Your goal:
Pull out every line with the word "dash" from the entries below.

Task inputs:

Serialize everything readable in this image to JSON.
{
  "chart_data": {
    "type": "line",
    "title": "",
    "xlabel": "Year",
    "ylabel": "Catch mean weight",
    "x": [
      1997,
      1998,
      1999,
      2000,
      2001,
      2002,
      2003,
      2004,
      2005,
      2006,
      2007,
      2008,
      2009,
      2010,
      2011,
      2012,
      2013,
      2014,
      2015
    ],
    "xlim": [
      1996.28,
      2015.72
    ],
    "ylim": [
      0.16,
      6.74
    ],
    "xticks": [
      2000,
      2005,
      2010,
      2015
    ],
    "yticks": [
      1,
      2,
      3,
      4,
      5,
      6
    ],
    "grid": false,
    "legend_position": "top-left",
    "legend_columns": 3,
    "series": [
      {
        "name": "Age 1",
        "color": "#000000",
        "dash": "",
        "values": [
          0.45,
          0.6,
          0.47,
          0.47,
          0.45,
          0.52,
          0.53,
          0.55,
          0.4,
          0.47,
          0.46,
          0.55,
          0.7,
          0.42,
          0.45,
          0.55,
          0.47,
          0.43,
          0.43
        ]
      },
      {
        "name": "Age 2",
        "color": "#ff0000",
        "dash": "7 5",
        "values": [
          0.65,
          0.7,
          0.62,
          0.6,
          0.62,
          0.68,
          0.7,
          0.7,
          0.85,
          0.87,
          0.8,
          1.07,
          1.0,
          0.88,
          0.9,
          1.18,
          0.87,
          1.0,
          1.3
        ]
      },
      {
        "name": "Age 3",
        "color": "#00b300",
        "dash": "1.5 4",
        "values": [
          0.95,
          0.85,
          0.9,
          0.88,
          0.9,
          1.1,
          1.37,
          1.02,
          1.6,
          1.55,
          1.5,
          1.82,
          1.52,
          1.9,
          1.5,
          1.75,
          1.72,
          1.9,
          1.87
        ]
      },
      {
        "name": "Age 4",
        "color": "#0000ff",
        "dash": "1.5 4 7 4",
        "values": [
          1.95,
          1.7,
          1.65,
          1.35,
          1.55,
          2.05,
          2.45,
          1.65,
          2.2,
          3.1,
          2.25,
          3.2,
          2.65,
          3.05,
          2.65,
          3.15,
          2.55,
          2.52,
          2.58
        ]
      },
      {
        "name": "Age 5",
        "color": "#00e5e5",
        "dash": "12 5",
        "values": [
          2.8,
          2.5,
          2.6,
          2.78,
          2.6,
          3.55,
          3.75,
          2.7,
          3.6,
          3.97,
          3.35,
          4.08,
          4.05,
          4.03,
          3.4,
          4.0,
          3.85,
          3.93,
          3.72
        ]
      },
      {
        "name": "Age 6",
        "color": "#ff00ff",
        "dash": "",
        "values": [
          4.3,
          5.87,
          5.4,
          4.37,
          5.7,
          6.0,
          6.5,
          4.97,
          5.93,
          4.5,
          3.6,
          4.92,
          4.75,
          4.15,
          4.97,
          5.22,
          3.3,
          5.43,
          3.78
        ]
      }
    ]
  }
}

Reply to the exercise:
        "dash": "",
        "dash": "7 5",
        "dash": "1.5 4",
        "dash": "1.5 4 7 4",
        "dash": "12 5",
        "dash": "",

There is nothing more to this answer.